What this task involves — From the first line to the last, transcribe the data exactly.

=== Task data ===

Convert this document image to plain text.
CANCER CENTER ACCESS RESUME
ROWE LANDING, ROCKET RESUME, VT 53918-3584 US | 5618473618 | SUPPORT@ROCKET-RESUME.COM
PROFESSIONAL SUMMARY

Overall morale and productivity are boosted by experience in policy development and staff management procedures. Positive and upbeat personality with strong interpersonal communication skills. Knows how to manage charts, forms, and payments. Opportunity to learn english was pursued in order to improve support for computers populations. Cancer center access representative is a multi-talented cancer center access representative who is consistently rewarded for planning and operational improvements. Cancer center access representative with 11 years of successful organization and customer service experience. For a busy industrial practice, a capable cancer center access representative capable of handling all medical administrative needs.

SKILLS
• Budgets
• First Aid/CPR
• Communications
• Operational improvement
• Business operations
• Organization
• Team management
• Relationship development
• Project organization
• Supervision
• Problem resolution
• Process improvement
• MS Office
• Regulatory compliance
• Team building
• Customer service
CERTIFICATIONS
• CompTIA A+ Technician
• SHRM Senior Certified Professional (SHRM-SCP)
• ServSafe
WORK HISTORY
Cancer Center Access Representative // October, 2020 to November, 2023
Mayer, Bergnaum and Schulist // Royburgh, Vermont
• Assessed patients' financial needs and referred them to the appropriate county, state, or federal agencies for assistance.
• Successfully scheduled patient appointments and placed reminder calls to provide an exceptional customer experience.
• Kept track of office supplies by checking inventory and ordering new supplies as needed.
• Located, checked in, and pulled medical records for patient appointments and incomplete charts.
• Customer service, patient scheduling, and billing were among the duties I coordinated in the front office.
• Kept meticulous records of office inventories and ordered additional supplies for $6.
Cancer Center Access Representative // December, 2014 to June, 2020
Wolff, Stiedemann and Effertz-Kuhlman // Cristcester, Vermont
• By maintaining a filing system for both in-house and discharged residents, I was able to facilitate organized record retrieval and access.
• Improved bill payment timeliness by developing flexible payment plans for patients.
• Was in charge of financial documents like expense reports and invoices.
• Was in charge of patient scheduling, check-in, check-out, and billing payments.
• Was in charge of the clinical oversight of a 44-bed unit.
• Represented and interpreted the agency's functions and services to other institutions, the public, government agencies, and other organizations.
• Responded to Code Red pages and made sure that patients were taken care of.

===

Result of this exercise —
Convert this document image to plain text.
CANCER CENTER ACCESS RESUME
ROWE LANDING, ROCKET RESUME, VT 53918-3584 US | 5618473618 | SUPPORT@ROCKET-RESUME.COM
PROFESSIONAL SUMMARY

Overall morale and productivity are boosted by experience in policy development and staff management procedures. Positive and upbeat personality with strong interpersonal communication skills. Knows how to manage charts, forms, and payments. Opportunity to learn english was pursued in order to improve support for computers populations. Cancer center access representative is a multi-talented cancer center access representative who is consistently rewarded for planning and operational improvements. Cancer center access representative with 11 years of successful organization and customer service experience. For a busy industrial practice, a capable cancer center access representative capable of handling all medical administrative needs.

SKILLS
• Budgets
• First Aid/CPR
• Communications
• Operational improvement
• Business operations
• Organization
• Team management
• Relationship development
• Project organization
• Supervision
• Problem resolution
• Process improvement
• MS Office
• Regulatory compliance
• Team building
• Customer service
CERTIFICATIONS
• CompTIA A+ Technician
• SHRM Senior Certified Professional (SHRM-SCP)
• ServSafe
WORK HISTORY
Cancer Center Access Representative // October, 2020 to November, 2023
Mayer, Bergnaum and Schulist // Royburgh, Vermont
• Assessed patients' financial needs and referred them to the appropriate county, state, or federal agencies for assistance.
• Successfully scheduled patient appointments and placed reminder calls to provide an exceptional customer experience.
• Kept track of office supplies by checking inventory and ordering new supplies as needed.
• Located, checked in, and pulled medical records for patient appointments and incomplete charts.
• Customer service, patient scheduling, and billing were among the duties I coordinated in the front office.
• Kept meticulous records of office inventories and ordered additional supplies for $6.
Cancer Center Access Representative // December, 2014 to June, 2020
Wolff, Stiedemann and Effertz-Kuhlman // Cristcester, Vermont
• By maintaining a filing system for both in-house and discharged residents, I was able to facilitate organized record retrieval and access.
• Improved bill payment timeliness by developing flexible payment plans for patients.
• Was in charge of financial documents like expense reports and invoices.
• Was in charge of patient scheduling, check-in, check-out, and billing payments.
• Was in charge of the clinical oversight of a 44-bed unit.
• Represented and interpreted the agency's functions and services to other institutions, the public, government agencies, and other organizations.
• Responded to Code Red pages and made sure that patients were taken care of.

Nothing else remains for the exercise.